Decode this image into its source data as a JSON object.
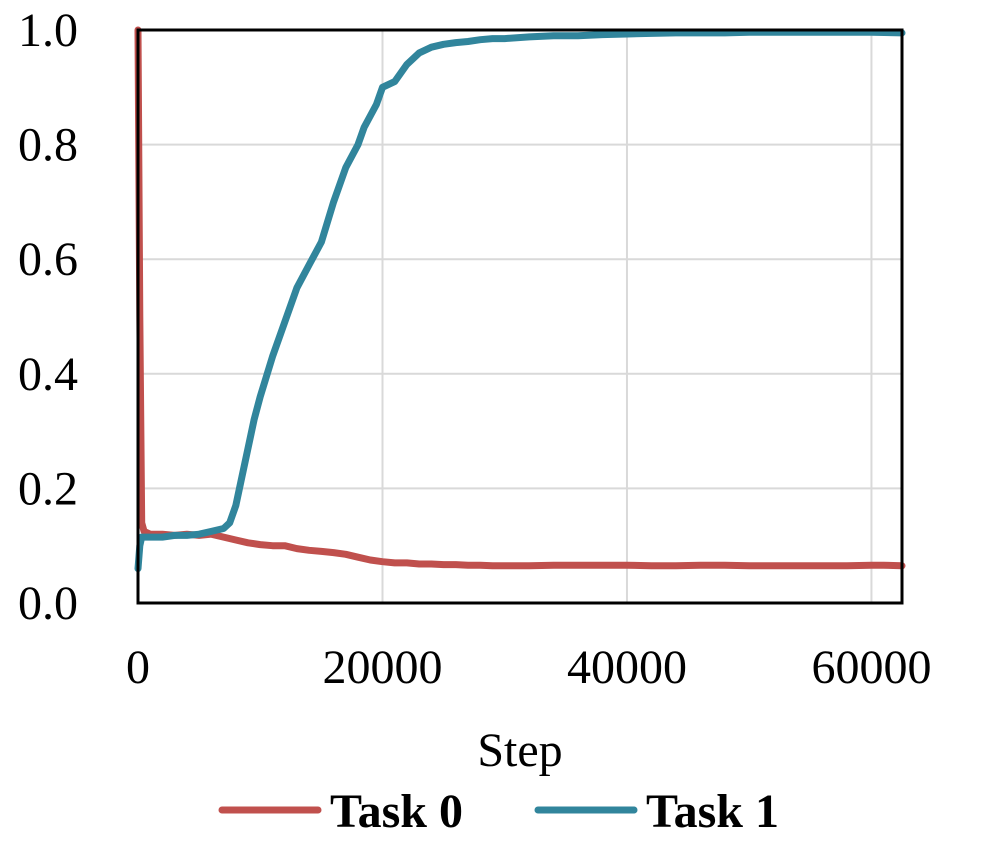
{
  "chart_data": {
    "type": "line",
    "title": "",
    "xlabel": "Step",
    "ylabel": "",
    "xlim": [
      0,
      62500
    ],
    "ylim": [
      0,
      1.0
    ],
    "xticks": [
      0,
      20000,
      40000,
      60000
    ],
    "xtick_labels": [
      "0",
      "20000",
      "40000",
      "60000"
    ],
    "yticks": [
      0.0,
      0.2,
      0.4,
      0.6,
      0.8,
      1.0
    ],
    "ytick_labels": [
      "0.0",
      "0.2",
      "0.4",
      "0.6",
      "0.8",
      "1.0"
    ],
    "grid": true,
    "legend_position": "bottom",
    "series": [
      {
        "name": "Task 0",
        "color": "#c0504d",
        "x": [
          0,
          150,
          300,
          500,
          1000,
          2000,
          3000,
          4000,
          5000,
          6000,
          7000,
          8000,
          9000,
          10000,
          11000,
          12000,
          13000,
          14000,
          15000,
          16000,
          17000,
          18000,
          19000,
          20000,
          21000,
          22000,
          23000,
          24000,
          25000,
          26000,
          27000,
          28000,
          29000,
          30000,
          32000,
          34000,
          36000,
          38000,
          40000,
          42000,
          44000,
          46000,
          48000,
          50000,
          52000,
          54000,
          56000,
          58000,
          60000,
          61000,
          62500
        ],
        "y": [
          1.0,
          0.5,
          0.14,
          0.125,
          0.12,
          0.12,
          0.118,
          0.12,
          0.118,
          0.12,
          0.115,
          0.11,
          0.105,
          0.102,
          0.1,
          0.1,
          0.095,
          0.092,
          0.09,
          0.088,
          0.085,
          0.08,
          0.075,
          0.072,
          0.07,
          0.07,
          0.068,
          0.068,
          0.067,
          0.067,
          0.066,
          0.066,
          0.065,
          0.065,
          0.065,
          0.066,
          0.066,
          0.066,
          0.066,
          0.065,
          0.065,
          0.066,
          0.066,
          0.065,
          0.065,
          0.065,
          0.065,
          0.065,
          0.066,
          0.066,
          0.065
        ]
      },
      {
        "name": "Task 1",
        "color": "#31859c",
        "x": [
          0,
          150,
          300,
          500,
          1000,
          2000,
          3000,
          4000,
          5000,
          6000,
          7000,
          7500,
          8000,
          8500,
          9000,
          9500,
          10000,
          11000,
          12000,
          13000,
          14000,
          15000,
          16000,
          17000,
          18000,
          18500,
          19000,
          19500,
          20000,
          21000,
          22000,
          23000,
          24000,
          25000,
          26000,
          27000,
          28000,
          29000,
          30000,
          32000,
          34000,
          36000,
          38000,
          40000,
          42000,
          44000,
          46000,
          48000,
          50000,
          52000,
          54000,
          56000,
          58000,
          60000,
          62500
        ],
        "y": [
          0.06,
          0.1,
          0.115,
          0.115,
          0.115,
          0.115,
          0.118,
          0.118,
          0.12,
          0.125,
          0.13,
          0.14,
          0.17,
          0.22,
          0.27,
          0.32,
          0.36,
          0.43,
          0.49,
          0.55,
          0.59,
          0.63,
          0.7,
          0.76,
          0.8,
          0.83,
          0.85,
          0.87,
          0.9,
          0.91,
          0.94,
          0.96,
          0.97,
          0.975,
          0.978,
          0.98,
          0.983,
          0.985,
          0.985,
          0.988,
          0.99,
          0.99,
          0.992,
          0.993,
          0.994,
          0.995,
          0.995,
          0.995,
          0.996,
          0.996,
          0.996,
          0.996,
          0.996,
          0.996,
          0.995
        ]
      }
    ]
  }
}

■ **The request**:
Every entry above is to be set down exactly; the pictures are to be left out.

■ **Complete response**:
Decode this image into its source data as a JSON object.
{
  "chart_data": {
    "type": "line",
    "title": "",
    "xlabel": "Step",
    "ylabel": "",
    "xlim": [
      0,
      62500
    ],
    "ylim": [
      0,
      1.0
    ],
    "xticks": [
      0,
      20000,
      40000,
      60000
    ],
    "xtick_labels": [
      "0",
      "20000",
      "40000",
      "60000"
    ],
    "yticks": [
      0.0,
      0.2,
      0.4,
      0.6,
      0.8,
      1.0
    ],
    "ytick_labels": [
      "0.0",
      "0.2",
      "0.4",
      "0.6",
      "0.8",
      "1.0"
    ],
    "grid": true,
    "legend_position": "bottom",
    "series": [
      {
        "name": "Task 0",
        "color": "#c0504d",
        "x": [
          0,
          150,
          300,
          500,
          1000,
          2000,
          3000,
          4000,
          5000,
          6000,
          7000,
          8000,
          9000,
          10000,
          11000,
          12000,
          13000,
          14000,
          15000,
          16000,
          17000,
          18000,
          19000,
          20000,
          21000,
          22000,
          23000,
          24000,
          25000,
          26000,
          27000,
          28000,
          29000,
          30000,
          32000,
          34000,
          36000,
          38000,
          40000,
          42000,
          44000,
          46000,
          48000,
          50000,
          52000,
          54000,
          56000,
          58000,
          60000,
          61000,
          62500
        ],
        "y": [
          1.0,
          0.5,
          0.14,
          0.125,
          0.12,
          0.12,
          0.118,
          0.12,
          0.118,
          0.12,
          0.115,
          0.11,
          0.105,
          0.102,
          0.1,
          0.1,
          0.095,
          0.092,
          0.09,
          0.088,
          0.085,
          0.08,
          0.075,
          0.072,
          0.07,
          0.07,
          0.068,
          0.068,
          0.067,
          0.067,
          0.066,
          0.066,
          0.065,
          0.065,
          0.065,
          0.066,
          0.066,
          0.066,
          0.066,
          0.065,
          0.065,
          0.066,
          0.066,
          0.065,
          0.065,
          0.065,
          0.065,
          0.065,
          0.066,
          0.066,
          0.065
        ]
      },
      {
        "name": "Task 1",
        "color": "#31859c",
        "x": [
          0,
          150,
          300,
          500,
          1000,
          2000,
          3000,
          4000,
          5000,
          6000,
          7000,
          7500,
          8000,
          8500,
          9000,
          9500,
          10000,
          11000,
          12000,
          13000,
          14000,
          15000,
          16000,
          17000,
          18000,
          18500,
          19000,
          19500,
          20000,
          21000,
          22000,
          23000,
          24000,
          25000,
          26000,
          27000,
          28000,
          29000,
          30000,
          32000,
          34000,
          36000,
          38000,
          40000,
          42000,
          44000,
          46000,
          48000,
          50000,
          52000,
          54000,
          56000,
          58000,
          60000,
          62500
        ],
        "y": [
          0.06,
          0.1,
          0.115,
          0.115,
          0.115,
          0.115,
          0.118,
          0.118,
          0.12,
          0.125,
          0.13,
          0.14,
          0.17,
          0.22,
          0.27,
          0.32,
          0.36,
          0.43,
          0.49,
          0.55,
          0.59,
          0.63,
          0.7,
          0.76,
          0.8,
          0.83,
          0.85,
          0.87,
          0.9,
          0.91,
          0.94,
          0.96,
          0.97,
          0.975,
          0.978,
          0.98,
          0.983,
          0.985,
          0.985,
          0.988,
          0.99,
          0.99,
          0.992,
          0.993,
          0.994,
          0.995,
          0.995,
          0.995,
          0.996,
          0.996,
          0.996,
          0.996,
          0.996,
          0.996,
          0.995
        ]
      }
    ]
  }
}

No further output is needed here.